§ **To be done**
Return all of the data exactly, with nothing left out but the pictures.
□ □ □ □ □ □ □
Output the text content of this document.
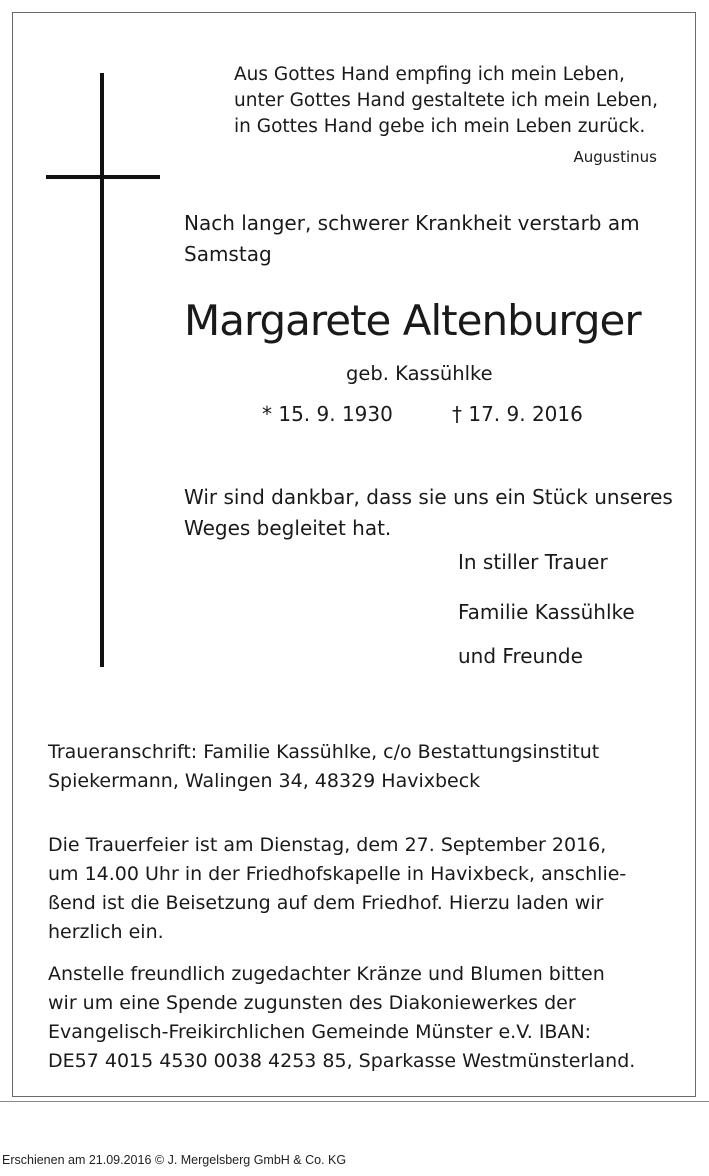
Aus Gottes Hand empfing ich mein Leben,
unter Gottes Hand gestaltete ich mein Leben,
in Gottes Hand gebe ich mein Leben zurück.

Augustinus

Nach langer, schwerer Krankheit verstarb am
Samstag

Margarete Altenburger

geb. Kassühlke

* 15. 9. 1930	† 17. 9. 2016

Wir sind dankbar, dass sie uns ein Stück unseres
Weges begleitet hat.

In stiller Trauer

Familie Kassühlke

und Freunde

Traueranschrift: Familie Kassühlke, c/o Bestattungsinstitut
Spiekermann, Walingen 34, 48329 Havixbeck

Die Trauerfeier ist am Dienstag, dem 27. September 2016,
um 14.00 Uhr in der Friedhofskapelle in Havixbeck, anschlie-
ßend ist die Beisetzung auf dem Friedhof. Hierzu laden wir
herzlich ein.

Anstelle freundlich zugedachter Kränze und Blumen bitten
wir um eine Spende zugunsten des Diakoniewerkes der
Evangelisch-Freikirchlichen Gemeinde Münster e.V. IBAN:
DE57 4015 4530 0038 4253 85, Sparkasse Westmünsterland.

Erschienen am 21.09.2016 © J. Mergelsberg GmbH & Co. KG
□ □ □ □ □ □ □
§ **Solution for this task**
Output the text content of this document.
Aus Gottes Hand empfing ich mein Leben,
unter Gottes Hand gestaltete ich mein Leben,
in Gottes Hand gebe ich mein Leben zurück.

Augustinus

Nach langer, schwerer Krankheit verstarb am
Samstag

Margarete Altenburger

geb. Kassühlke

* 15. 9. 1930	† 17. 9. 2016

Wir sind dankbar, dass sie uns ein Stück unseres
Weges begleitet hat.

In stiller Trauer

Familie Kassühlke

und Freunde

Traueranschrift: Familie Kassühlke, c/o Bestattungsinstitut
Spiekermann, Walingen 34, 48329 Havixbeck

Die Trauerfeier ist am Dienstag, dem 27. September 2016,
um 14.00 Uhr in der Friedhofskapelle in Havixbeck, anschlie-
ßend ist die Beisetzung auf dem Friedhof. Hierzu laden wir
herzlich ein.

Anstelle freundlich zugedachter Kränze und Blumen bitten
wir um eine Spende zugunsten des Diakoniewerkes der
Evangelisch-Freikirchlichen Gemeinde Münster e.V. IBAN:
DE57 4015 4530 0038 4253 85, Sparkasse Westmünsterland.

Erschienen am 21.09.2016 © J. Mergelsberg GmbH & Co. KG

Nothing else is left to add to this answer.